Will you extract the entries word for word? Images should not appear in the copy.

> Dataset entries:
'''

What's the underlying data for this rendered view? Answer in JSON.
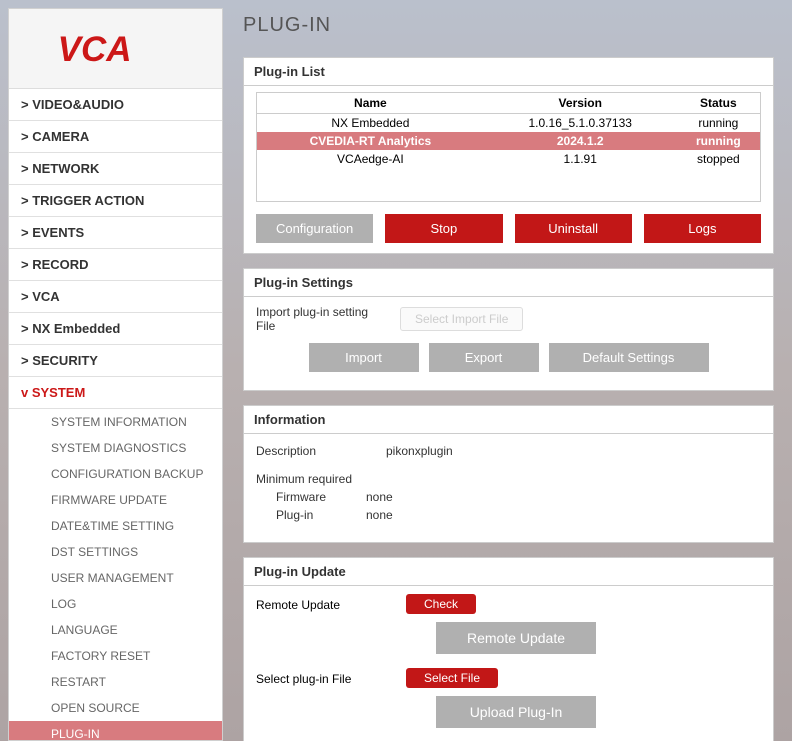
{
  "logo_text": "VCA",
  "page_title": "PLUG-IN",
  "sidebar": {
    "items": [
      {
        "label": "> VIDEO&AUDIO",
        "active": false
      },
      {
        "label": "> CAMERA",
        "active": false
      },
      {
        "label": "> NETWORK",
        "active": false
      },
      {
        "label": "> TRIGGER ACTION",
        "active": false
      },
      {
        "label": "> EVENTS",
        "active": false
      },
      {
        "label": "> RECORD",
        "active": false
      },
      {
        "label": "> VCA",
        "active": false
      },
      {
        "label": "> NX Embedded",
        "active": false
      },
      {
        "label": "> SECURITY",
        "active": false
      },
      {
        "label": "v SYSTEM",
        "active": true
      }
    ],
    "sub": [
      {
        "label": "SYSTEM INFORMATION",
        "active": false
      },
      {
        "label": "SYSTEM DIAGNOSTICS",
        "active": false
      },
      {
        "label": "CONFIGURATION BACKUP",
        "active": false
      },
      {
        "label": "FIRMWARE UPDATE",
        "active": false
      },
      {
        "label": "DATE&TIME SETTING",
        "active": false
      },
      {
        "label": "DST SETTINGS",
        "active": false
      },
      {
        "label": "USER MANAGEMENT",
        "active": false
      },
      {
        "label": "LOG",
        "active": false
      },
      {
        "label": "LANGUAGE",
        "active": false
      },
      {
        "label": "FACTORY RESET",
        "active": false
      },
      {
        "label": "RESTART",
        "active": false
      },
      {
        "label": "OPEN SOURCE",
        "active": false
      },
      {
        "label": "PLUG-IN",
        "active": true
      }
    ]
  },
  "plugin_list": {
    "title": "Plug-in List",
    "columns": [
      "Name",
      "Version",
      "Status"
    ],
    "rows": [
      {
        "name": "NX Embedded",
        "version": "1.0.16_5.1.0.37133",
        "status": "running",
        "selected": false
      },
      {
        "name": "CVEDIA-RT Analytics",
        "version": "2024.1.2",
        "status": "running",
        "selected": true
      },
      {
        "name": "VCAedge-AI",
        "version": "1.1.91",
        "status": "stopped",
        "selected": false
      }
    ]
  },
  "actions": {
    "configuration": "Configuration",
    "stop": "Stop",
    "uninstall": "Uninstall",
    "logs": "Logs"
  },
  "settings": {
    "title": "Plug-in Settings",
    "import_label": "Import plug-in setting File",
    "select_import_label": "Select Import File",
    "import_btn": "Import",
    "export_btn": "Export",
    "default_btn": "Default Settings"
  },
  "info": {
    "title": "Information",
    "description_label": "Description",
    "description_value": "pikonxplugin",
    "min_required_label": "Minimum required",
    "firmware_label": "Firmware",
    "firmware_value": "none",
    "plugin_label": "Plug-in",
    "plugin_value": "none"
  },
  "update": {
    "title": "Plug-in Update",
    "remote_label": "Remote Update",
    "check_btn": "Check",
    "remote_update_btn": "Remote Update",
    "select_label": "Select plug-in File",
    "select_file_btn": "Select File",
    "upload_btn": "Upload Plug-In"
  }
}
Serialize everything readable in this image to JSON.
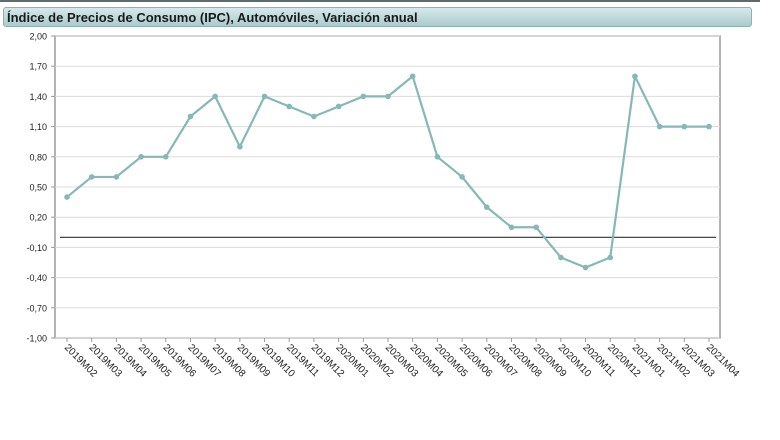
{
  "header": {
    "title": "Índice de Precios de Consumo (IPC), Automóviles, Variación anual"
  },
  "colors": {
    "series": "#86b8b5",
    "grid": "#dcdcdc",
    "axis": "#9a9a9a",
    "baseline": "#333333",
    "title_bar": "#b7d6d6"
  },
  "chart_data": {
    "type": "line",
    "title": "Índice de Precios de Consumo (IPC), Automóviles, Variación anual",
    "xlabel": "",
    "ylabel": "",
    "ylim": [
      -1.0,
      2.0
    ],
    "y_ticks": [
      2.0,
      1.7,
      1.4,
      1.1,
      0.8,
      0.5,
      0.2,
      -0.1,
      -0.4,
      -0.7,
      -1.0
    ],
    "y_tick_labels": [
      "2,00",
      "1,70",
      "1,40",
      "1,10",
      "0,80",
      "0,50",
      "0,20",
      "-0,10",
      "-0,40",
      "-0,70",
      "-1,00"
    ],
    "baseline": 0.0,
    "grid": true,
    "legend": "none",
    "categories": [
      "2019M02",
      "2019M03",
      "2019M04",
      "2019M05",
      "2019M06",
      "2019M07",
      "2019M08",
      "2019M09",
      "2019M10",
      "2019M11",
      "2019M12",
      "2020M01",
      "2020M02",
      "2020M03",
      "2020M04",
      "2020M05",
      "2020M06",
      "2020M07",
      "2020M08",
      "2020M09",
      "2020M10",
      "2020M11",
      "2020M12",
      "2021M01",
      "2021M02",
      "2021M03",
      "2021M04"
    ],
    "series": [
      {
        "values": [
          0.4,
          0.6,
          0.6,
          0.8,
          0.8,
          1.2,
          1.4,
          0.9,
          1.4,
          1.3,
          1.2,
          1.3,
          1.4,
          1.4,
          1.6,
          0.8,
          0.6,
          0.3,
          0.1,
          0.1,
          -0.2,
          -0.3,
          -0.2,
          1.6,
          1.1,
          1.1,
          1.1
        ]
      }
    ]
  }
}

'''

> Finished task:
What's the underlying data for this rendered view? Answer in JSON.
{
  "logo_text": "VCA",
  "page_title": "PLUG-IN",
  "sidebar": {
    "items": [
      {
        "label": "> VIDEO&AUDIO",
        "active": false
      },
      {
        "label": "> CAMERA",
        "active": false
      },
      {
        "label": "> NETWORK",
        "active": false
      },
      {
        "label": "> TRIGGER ACTION",
        "active": false
      },
      {
        "label": "> EVENTS",
        "active": false
      },
      {
        "label": "> RECORD",
        "active": false
      },
      {
        "label": "> VCA",
        "active": false
      },
      {
        "label": "> NX Embedded",
        "active": false
      },
      {
        "label": "> SECURITY",
        "active": false
      },
      {
        "label": "v SYSTEM",
        "active": true
      }
    ],
    "sub": [
      {
        "label": "SYSTEM INFORMATION",
        "active": false
      },
      {
        "label": "SYSTEM DIAGNOSTICS",
        "active": false
      },
      {
        "label": "CONFIGURATION BACKUP",
        "active": false
      },
      {
        "label": "FIRMWARE UPDATE",
        "active": false
      },
      {
        "label": "DATE&TIME SETTING",
        "active": false
      },
      {
        "label": "DST SETTINGS",
        "active": false
      },
      {
        "label": "USER MANAGEMENT",
        "active": false
      },
      {
        "label": "LOG",
        "active": false
      },
      {
        "label": "LANGUAGE",
        "active": false
      },
      {
        "label": "FACTORY RESET",
        "active": false
      },
      {
        "label": "RESTART",
        "active": false
      },
      {
        "label": "OPEN SOURCE",
        "active": false
      },
      {
        "label": "PLUG-IN",
        "active": true
      }
    ]
  },
  "plugin_list": {
    "title": "Plug-in List",
    "columns": [
      "Name",
      "Version",
      "Status"
    ],
    "rows": [
      {
        "name": "NX Embedded",
        "version": "1.0.16_5.1.0.37133",
        "status": "running",
        "selected": false
      },
      {
        "name": "CVEDIA-RT Analytics",
        "version": "2024.1.2",
        "status": "running",
        "selected": true
      },
      {
        "name": "VCAedge-AI",
        "version": "1.1.91",
        "status": "stopped",
        "selected": false
      }
    ]
  },
  "actions": {
    "configuration": "Configuration",
    "stop": "Stop",
    "uninstall": "Uninstall",
    "logs": "Logs"
  },
  "settings": {
    "title": "Plug-in Settings",
    "import_label": "Import plug-in setting File",
    "select_import_label": "Select Import File",
    "import_btn": "Import",
    "export_btn": "Export",
    "default_btn": "Default Settings"
  },
  "info": {
    "title": "Information",
    "description_label": "Description",
    "description_value": "pikonxplugin",
    "min_required_label": "Minimum required",
    "firmware_label": "Firmware",
    "firmware_value": "none",
    "plugin_label": "Plug-in",
    "plugin_value": "none"
  },
  "update": {
    "title": "Plug-in Update",
    "remote_label": "Remote Update",
    "check_btn": "Check",
    "remote_update_btn": "Remote Update",
    "select_label": "Select plug-in File",
    "select_file_btn": "Select File",
    "upload_btn": "Upload Plug-In"
  }
}
Serialize everything readable in this image to JSON.
{
  "header": {
    "title": "Índice de Precios de Consumo (IPC), Automóviles, Variación anual"
  },
  "colors": {
    "series": "#86b8b5",
    "grid": "#dcdcdc",
    "axis": "#9a9a9a",
    "baseline": "#333333",
    "title_bar": "#b7d6d6"
  },
  "chart_data": {
    "type": "line",
    "title": "Índice de Precios de Consumo (IPC), Automóviles, Variación anual",
    "xlabel": "",
    "ylabel": "",
    "ylim": [
      -1.0,
      2.0
    ],
    "y_ticks": [
      2.0,
      1.7,
      1.4,
      1.1,
      0.8,
      0.5,
      0.2,
      -0.1,
      -0.4,
      -0.7,
      -1.0
    ],
    "y_tick_labels": [
      "2,00",
      "1,70",
      "1,40",
      "1,10",
      "0,80",
      "0,50",
      "0,20",
      "-0,10",
      "-0,40",
      "-0,70",
      "-1,00"
    ],
    "baseline": 0.0,
    "grid": true,
    "legend": "none",
    "categories": [
      "2019M02",
      "2019M03",
      "2019M04",
      "2019M05",
      "2019M06",
      "2019M07",
      "2019M08",
      "2019M09",
      "2019M10",
      "2019M11",
      "2019M12",
      "2020M01",
      "2020M02",
      "2020M03",
      "2020M04",
      "2020M05",
      "2020M06",
      "2020M07",
      "2020M08",
      "2020M09",
      "2020M10",
      "2020M11",
      "2020M12",
      "2021M01",
      "2021M02",
      "2021M03",
      "2021M04"
    ],
    "series": [
      {
        "values": [
          0.4,
          0.6,
          0.6,
          0.8,
          0.8,
          1.2,
          1.4,
          0.9,
          1.4,
          1.3,
          1.2,
          1.3,
          1.4,
          1.4,
          1.6,
          0.8,
          0.6,
          0.3,
          0.1,
          0.1,
          -0.2,
          -0.3,
          -0.2,
          1.6,
          1.1,
          1.1,
          1.1
        ]
      }
    ]
  }
}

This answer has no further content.